• **CHALLENGE**: Repeat the data that follows, word for word, without the images.

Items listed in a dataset

*****

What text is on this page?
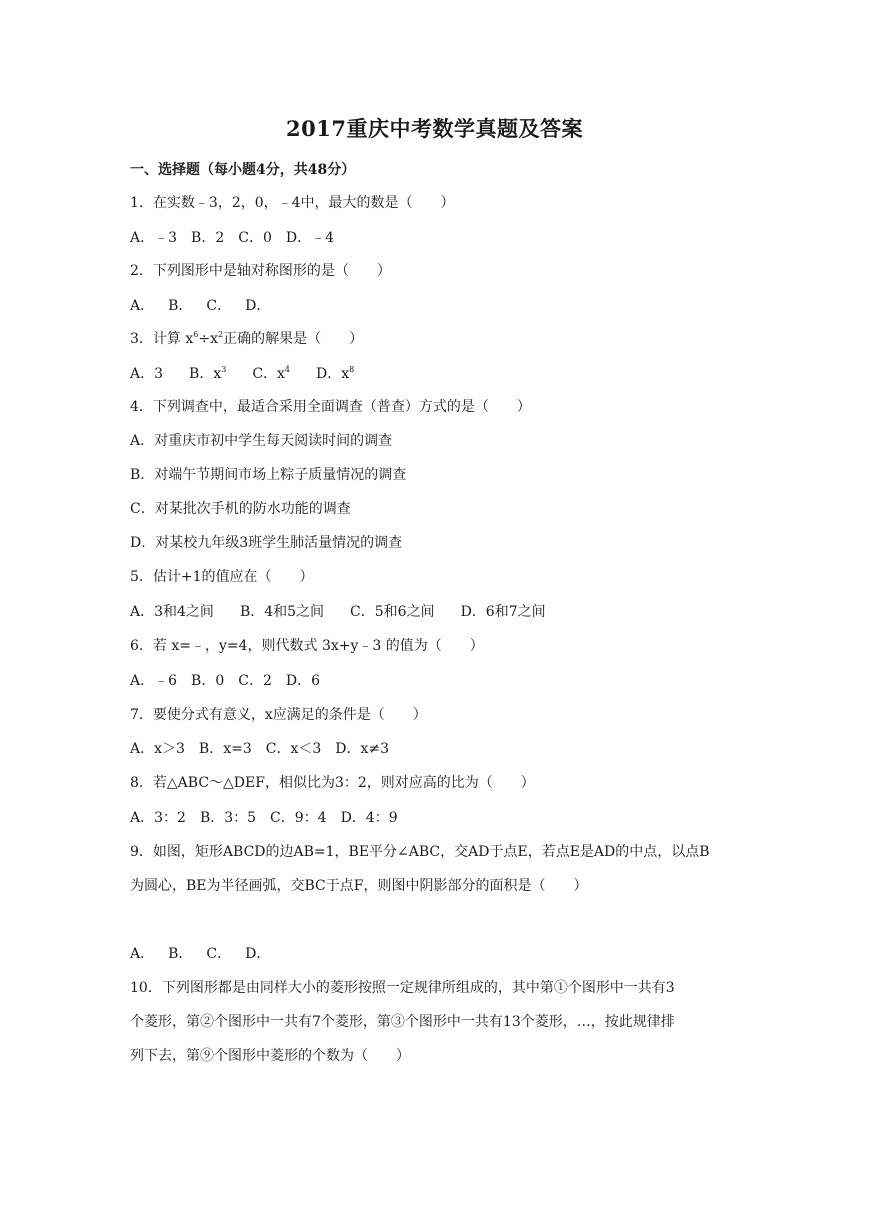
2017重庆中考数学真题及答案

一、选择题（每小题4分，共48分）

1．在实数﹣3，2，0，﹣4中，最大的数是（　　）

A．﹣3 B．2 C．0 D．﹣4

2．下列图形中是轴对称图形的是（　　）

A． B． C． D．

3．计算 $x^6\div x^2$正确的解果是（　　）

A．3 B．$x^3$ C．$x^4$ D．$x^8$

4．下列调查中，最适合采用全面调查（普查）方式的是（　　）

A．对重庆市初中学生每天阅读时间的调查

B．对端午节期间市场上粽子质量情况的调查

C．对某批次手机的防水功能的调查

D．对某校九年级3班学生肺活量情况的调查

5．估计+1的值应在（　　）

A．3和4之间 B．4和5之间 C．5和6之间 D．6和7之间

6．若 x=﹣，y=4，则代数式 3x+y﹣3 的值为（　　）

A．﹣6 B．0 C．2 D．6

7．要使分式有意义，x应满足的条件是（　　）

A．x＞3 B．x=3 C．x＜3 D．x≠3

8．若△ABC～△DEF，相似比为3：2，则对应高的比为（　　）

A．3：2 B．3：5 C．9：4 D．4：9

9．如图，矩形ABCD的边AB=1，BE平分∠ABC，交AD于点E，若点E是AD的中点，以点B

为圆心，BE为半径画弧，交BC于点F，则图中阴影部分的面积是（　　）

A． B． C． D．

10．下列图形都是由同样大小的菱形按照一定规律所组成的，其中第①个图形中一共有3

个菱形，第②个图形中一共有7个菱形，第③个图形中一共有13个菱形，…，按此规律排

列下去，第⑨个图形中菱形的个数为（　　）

*****

• **EXERCISE OUTPUT**:
What text is on this page?
2017重庆中考数学真题及答案

一、选择题（每小题4分，共48分）

1．在实数﹣3，2，0，﹣4中，最大的数是（　　）

A．﹣3 B．2 C．0 D．﹣4

2．下列图形中是轴对称图形的是（　　）

A． B． C． D．

3．计算 $x^6\div x^2$正确的解果是（　　）

A．3 B．$x^3$ C．$x^4$ D．$x^8$

4．下列调查中，最适合采用全面调查（普查）方式的是（　　）

A．对重庆市初中学生每天阅读时间的调查

B．对端午节期间市场上粽子质量情况的调查

C．对某批次手机的防水功能的调查

D．对某校九年级3班学生肺活量情况的调查

5．估计+1的值应在（　　）

A．3和4之间 B．4和5之间 C．5和6之间 D．6和7之间

6．若 x=﹣，y=4，则代数式 3x+y﹣3 的值为（　　）

A．﹣6 B．0 C．2 D．6

7．要使分式有意义，x应满足的条件是（　　）

A．x＞3 B．x=3 C．x＜3 D．x≠3

8．若△ABC～△DEF，相似比为3：2，则对应高的比为（　　）

A．3：2 B．3：5 C．9：4 D．4：9

9．如图，矩形ABCD的边AB=1，BE平分∠ABC，交AD于点E，若点E是AD的中点，以点B

为圆心，BE为半径画弧，交BC于点F，则图中阴影部分的面积是（　　）

A． B． C． D．

10．下列图形都是由同样大小的菱形按照一定规律所组成的，其中第①个图形中一共有3

个菱形，第②个图形中一共有7个菱形，第③个图形中一共有13个菱形，…，按此规律排

列下去，第⑨个图形中菱形的个数为（　　）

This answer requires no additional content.